----- Selected text

I Built a Headless Scraper That 'Fixes Itself' (Because I'm Lazy)

I hit a wall with this project last week.
When I started, manually taking screenshots of 50 AI tools was fine. I’d visit the site, hit Command+Shift+4, crop it, save it. Whatever.
> TL;DR: I have 500+ links on this site. Taking screenshots of them manually would take weeks. So I asked my AI terminal to "write a script that visits a list of URLs and takes a picture of them." Now a robot does the boring work for me.
But then the list grew to 500+.
Links started rotting. Designs changed. My beautiful grid of cards started looking like a mess of broken images and 404 errors.
I had two options:
1. Hire a VA to click buttons for 10 hours a week.
2. Build a robot to do it.
The problem? I’m not a developer. I know enough to break things, but if you asked me to write a Puppeteer script from scratch, I’d stare at the screen until my eyes bled.
So, I cheated. I acted like a Product Manager and made the AI do the heavy lifting.
The "Employee" (Puppeteer)
I knew *what* I needed: a headless browser (basically Chrome without the window) that visits a link and snaps a picture.
I didn't know the syntax. So I just told the Gemini CLI:
> *"I need a script that visits a URL. If it's a Twitter link, I want you to crop it to just the tweet text. If it's a website, take a full viewport shot. Oh, and add a cool Mac-style window shadow to it so it looks professional."*
I didn't talk about DOM selectors or await page.evaluate(). I just described the result.
The AI spat out a file called capture-screenshot.js. I ran it. It crashed.

----------
----- Extracted records

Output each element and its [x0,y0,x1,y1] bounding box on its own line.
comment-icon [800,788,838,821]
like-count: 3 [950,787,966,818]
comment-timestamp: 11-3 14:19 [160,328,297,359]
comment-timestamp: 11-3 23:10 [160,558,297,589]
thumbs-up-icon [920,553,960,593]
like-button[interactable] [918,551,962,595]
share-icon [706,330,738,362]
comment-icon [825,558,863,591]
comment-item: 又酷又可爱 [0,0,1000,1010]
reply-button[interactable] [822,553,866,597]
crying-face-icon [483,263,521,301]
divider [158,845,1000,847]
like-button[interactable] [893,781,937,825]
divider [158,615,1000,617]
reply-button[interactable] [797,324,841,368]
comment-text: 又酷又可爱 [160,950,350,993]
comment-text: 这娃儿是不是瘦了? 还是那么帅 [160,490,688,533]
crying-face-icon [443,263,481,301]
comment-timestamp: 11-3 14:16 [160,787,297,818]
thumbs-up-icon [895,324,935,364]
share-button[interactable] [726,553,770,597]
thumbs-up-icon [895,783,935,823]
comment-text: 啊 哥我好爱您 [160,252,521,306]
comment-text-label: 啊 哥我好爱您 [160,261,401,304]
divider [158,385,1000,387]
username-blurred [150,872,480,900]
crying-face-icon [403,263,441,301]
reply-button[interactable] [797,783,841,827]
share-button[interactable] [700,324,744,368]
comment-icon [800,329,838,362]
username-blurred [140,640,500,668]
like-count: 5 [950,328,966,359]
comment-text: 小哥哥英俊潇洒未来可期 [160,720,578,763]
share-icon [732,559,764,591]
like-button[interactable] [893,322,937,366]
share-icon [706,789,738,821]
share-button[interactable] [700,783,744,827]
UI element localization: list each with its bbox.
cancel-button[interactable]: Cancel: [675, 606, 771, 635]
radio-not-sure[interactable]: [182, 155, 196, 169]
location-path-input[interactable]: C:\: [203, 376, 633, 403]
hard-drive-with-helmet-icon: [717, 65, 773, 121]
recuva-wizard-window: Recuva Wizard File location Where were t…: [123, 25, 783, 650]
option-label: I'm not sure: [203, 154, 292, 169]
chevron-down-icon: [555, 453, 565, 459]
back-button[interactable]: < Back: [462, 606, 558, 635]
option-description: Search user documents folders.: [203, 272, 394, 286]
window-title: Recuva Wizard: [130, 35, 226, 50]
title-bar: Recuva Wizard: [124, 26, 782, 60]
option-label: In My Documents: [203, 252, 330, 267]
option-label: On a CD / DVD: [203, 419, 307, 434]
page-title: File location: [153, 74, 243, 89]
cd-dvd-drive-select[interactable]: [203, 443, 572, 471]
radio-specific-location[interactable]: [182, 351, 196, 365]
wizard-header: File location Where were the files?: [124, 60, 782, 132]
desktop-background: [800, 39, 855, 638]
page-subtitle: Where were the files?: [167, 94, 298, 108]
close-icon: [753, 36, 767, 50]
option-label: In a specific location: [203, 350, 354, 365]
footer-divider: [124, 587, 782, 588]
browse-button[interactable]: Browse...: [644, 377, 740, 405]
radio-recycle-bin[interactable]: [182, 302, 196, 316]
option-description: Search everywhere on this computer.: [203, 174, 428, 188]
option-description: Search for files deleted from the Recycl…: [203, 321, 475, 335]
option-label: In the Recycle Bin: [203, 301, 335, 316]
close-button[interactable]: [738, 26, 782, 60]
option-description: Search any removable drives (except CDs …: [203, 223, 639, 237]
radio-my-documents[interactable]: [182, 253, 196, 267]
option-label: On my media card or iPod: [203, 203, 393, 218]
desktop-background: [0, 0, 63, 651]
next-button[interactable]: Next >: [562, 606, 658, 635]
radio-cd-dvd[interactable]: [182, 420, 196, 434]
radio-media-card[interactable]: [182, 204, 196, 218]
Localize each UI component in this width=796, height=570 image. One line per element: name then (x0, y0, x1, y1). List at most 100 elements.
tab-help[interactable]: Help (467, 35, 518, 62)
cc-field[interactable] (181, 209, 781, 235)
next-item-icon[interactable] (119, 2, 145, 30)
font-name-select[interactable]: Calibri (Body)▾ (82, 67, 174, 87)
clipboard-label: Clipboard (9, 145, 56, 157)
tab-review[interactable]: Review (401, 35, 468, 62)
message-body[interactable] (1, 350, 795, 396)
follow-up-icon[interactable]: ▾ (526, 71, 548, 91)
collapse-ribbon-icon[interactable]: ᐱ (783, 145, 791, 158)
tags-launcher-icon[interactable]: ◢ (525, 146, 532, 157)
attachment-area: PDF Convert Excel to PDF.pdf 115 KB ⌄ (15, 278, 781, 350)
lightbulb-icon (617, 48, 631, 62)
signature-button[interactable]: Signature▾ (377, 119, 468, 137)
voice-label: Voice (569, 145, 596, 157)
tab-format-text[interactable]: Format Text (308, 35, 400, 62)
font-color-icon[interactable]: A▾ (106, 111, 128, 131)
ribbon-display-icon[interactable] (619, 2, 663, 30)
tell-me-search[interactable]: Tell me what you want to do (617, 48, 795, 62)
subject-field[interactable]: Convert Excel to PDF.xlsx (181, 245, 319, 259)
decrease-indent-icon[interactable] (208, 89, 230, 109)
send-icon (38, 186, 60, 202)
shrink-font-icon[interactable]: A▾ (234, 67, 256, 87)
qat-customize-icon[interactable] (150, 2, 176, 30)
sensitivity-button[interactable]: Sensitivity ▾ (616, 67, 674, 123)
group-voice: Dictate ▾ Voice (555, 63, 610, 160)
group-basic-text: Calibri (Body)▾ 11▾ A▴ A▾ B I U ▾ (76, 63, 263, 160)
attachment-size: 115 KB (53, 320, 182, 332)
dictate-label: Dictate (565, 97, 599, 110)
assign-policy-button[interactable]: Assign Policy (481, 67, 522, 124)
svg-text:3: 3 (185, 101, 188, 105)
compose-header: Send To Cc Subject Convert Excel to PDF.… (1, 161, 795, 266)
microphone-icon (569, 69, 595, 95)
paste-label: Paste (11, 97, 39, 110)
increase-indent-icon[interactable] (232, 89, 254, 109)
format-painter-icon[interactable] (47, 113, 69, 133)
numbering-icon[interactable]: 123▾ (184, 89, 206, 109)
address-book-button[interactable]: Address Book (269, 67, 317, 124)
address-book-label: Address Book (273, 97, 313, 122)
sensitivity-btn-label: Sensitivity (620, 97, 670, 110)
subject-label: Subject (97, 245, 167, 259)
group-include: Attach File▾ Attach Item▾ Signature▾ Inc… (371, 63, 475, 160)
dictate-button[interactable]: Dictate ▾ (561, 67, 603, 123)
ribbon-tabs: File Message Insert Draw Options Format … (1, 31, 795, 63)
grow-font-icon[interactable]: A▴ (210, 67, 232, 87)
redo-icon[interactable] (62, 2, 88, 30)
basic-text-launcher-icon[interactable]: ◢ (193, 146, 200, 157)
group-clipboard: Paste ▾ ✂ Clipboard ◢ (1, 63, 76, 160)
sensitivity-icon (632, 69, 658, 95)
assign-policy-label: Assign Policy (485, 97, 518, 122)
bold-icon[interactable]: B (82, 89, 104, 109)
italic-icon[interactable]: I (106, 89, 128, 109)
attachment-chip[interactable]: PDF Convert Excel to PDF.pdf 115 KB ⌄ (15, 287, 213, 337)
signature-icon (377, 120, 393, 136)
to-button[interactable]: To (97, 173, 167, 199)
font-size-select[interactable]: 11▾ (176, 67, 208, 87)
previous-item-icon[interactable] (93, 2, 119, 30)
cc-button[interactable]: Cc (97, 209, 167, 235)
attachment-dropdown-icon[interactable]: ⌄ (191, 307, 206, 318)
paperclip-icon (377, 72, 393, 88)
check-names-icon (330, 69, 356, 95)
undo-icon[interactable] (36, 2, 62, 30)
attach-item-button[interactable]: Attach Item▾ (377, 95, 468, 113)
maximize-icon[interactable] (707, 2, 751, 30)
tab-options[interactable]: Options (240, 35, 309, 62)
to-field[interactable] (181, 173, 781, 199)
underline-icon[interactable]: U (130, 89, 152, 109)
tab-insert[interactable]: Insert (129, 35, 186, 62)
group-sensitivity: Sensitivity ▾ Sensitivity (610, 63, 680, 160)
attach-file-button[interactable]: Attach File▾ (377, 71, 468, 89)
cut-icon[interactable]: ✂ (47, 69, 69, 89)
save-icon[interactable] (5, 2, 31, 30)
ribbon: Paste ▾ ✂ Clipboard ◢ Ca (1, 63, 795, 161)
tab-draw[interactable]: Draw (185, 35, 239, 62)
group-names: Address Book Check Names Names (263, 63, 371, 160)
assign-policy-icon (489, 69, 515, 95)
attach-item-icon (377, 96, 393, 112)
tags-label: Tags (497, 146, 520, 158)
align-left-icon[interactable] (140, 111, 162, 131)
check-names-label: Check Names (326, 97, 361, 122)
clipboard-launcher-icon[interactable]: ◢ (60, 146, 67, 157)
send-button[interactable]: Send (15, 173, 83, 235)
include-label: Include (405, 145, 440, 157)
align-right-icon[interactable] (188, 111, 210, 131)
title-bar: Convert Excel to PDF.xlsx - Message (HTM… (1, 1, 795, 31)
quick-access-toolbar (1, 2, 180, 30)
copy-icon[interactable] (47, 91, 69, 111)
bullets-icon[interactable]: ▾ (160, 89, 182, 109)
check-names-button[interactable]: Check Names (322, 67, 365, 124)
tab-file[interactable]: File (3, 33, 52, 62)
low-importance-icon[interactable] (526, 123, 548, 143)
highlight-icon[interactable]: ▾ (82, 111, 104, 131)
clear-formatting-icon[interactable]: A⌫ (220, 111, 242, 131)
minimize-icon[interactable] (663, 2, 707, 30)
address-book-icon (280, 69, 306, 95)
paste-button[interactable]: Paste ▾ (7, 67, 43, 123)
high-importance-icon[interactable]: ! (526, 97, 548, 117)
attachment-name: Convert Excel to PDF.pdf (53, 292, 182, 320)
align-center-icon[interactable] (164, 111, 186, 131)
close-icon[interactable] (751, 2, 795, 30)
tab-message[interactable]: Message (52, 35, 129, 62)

----------

Work item A
Using the scraper article, decide whether each statement below agrees with it. For each, answer yes or no and quote the words of the article that settle it.
(i) The author originally captured screenshots of 50 AI tools by hand.
(ii) The author decided to hire a VA to handle the screenshots.
(iii) The first script the AI produced ran without problems.
Work item B
Write a continuation of the scraper article, beginning right after its final sentence.
The records have nothing to do with the scraper article.

Answer section A
(i) Yes: "When I started, manually taking screenshots of 50 AI tools was fine."
(ii) No: "So, I cheated. I acted like a Product Manager and made the AI do the heavy lifting."
(iii) No: "I ran it. It crashed."

Answer section B
I pasted the error back into the AI. It fixed it.
The "Smart" Part
The coolest part isn't that it takes screenshots. It's that the AI figured out the *cropping*.
I don't know how to inspect HTML elements to find the exact "div" class for a tweet. But the AI does. It wrote a config that looks for specific CSS classes on Twitter, LinkedIn, and GitHub to frame the shot perfectly.
```javascript
// I didn't write this. The AI figured out Twitter's layout.
twitter: { x: 150, y: 50, width: 900, height: 600 }
```
The Truth About "No-Code"
People think "No-Code" means using drag-and-drop builders.
I think "No-Code" is just "Code-by-Voice."
I have a folder on my computer right now full of Javascript files I barely understand. They run every night. They check for dead links, snap new photos, and update this website.
I didn't learn Javascript. I just learned how to ask for what I want until the computer gave it to me.
If you're manually doing *anything* on your computer more than three times a week, you're doing it wrong. Just ask the AI to write you a script.